> **TASK INSTRUCTIONS**
Only the number is wanted: count the lines that contain "границы".
== TASK INPUTS ==
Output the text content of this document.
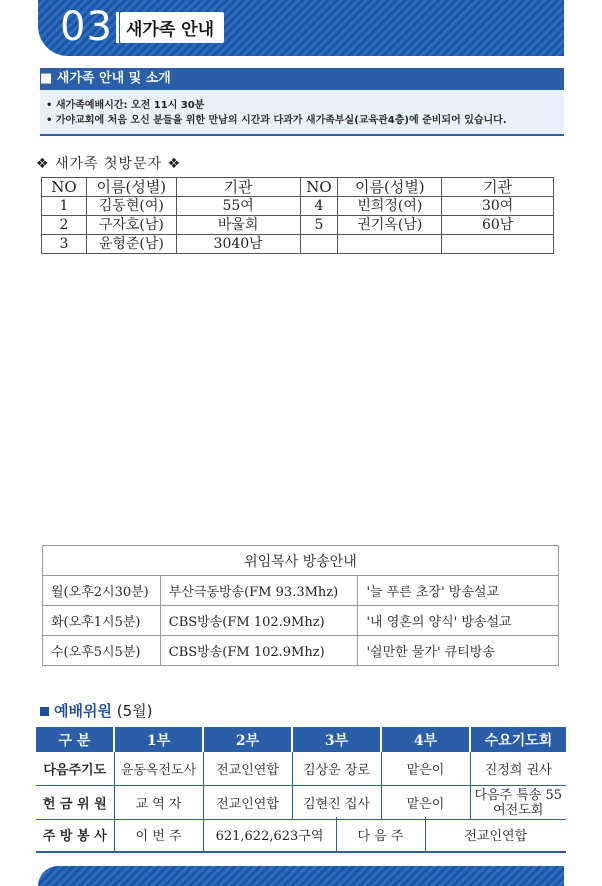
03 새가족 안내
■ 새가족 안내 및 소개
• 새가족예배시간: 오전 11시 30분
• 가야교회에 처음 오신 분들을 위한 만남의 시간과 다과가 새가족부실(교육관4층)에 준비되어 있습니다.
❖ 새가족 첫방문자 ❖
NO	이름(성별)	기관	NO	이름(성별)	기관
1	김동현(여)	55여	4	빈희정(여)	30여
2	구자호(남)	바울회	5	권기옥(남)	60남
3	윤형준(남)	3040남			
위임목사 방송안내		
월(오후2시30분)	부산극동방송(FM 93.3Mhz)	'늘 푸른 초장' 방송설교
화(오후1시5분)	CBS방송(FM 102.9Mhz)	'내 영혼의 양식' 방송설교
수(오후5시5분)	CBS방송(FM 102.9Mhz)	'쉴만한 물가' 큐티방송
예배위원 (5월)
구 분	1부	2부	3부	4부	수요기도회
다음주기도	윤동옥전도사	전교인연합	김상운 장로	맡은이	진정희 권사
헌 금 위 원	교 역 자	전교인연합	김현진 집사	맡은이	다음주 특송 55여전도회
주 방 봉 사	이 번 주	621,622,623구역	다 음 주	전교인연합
===
== TASK INPUTS ==
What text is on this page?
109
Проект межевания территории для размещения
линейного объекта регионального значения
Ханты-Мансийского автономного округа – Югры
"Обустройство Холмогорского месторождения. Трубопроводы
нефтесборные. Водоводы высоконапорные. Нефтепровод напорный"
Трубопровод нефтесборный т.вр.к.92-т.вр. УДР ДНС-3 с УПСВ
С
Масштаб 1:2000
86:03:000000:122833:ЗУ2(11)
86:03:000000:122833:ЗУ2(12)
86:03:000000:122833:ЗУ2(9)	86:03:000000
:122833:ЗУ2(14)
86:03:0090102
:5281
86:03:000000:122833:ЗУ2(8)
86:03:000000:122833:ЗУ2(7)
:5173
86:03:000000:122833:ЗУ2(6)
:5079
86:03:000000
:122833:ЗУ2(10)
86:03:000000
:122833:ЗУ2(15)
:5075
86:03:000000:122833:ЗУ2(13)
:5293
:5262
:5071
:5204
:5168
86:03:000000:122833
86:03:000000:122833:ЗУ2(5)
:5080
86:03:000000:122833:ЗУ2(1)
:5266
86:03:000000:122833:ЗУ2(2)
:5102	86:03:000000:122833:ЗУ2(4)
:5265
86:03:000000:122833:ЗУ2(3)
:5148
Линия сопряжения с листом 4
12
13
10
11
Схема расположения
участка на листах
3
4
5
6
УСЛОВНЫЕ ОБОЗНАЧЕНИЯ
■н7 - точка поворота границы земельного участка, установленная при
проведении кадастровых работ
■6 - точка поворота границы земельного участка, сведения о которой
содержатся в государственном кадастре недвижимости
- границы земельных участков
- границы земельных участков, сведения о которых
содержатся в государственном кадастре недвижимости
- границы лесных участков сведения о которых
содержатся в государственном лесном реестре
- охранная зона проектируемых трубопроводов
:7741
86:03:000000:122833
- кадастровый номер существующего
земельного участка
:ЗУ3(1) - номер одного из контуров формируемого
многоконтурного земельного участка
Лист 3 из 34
===
> **FULL OUTPUT**
5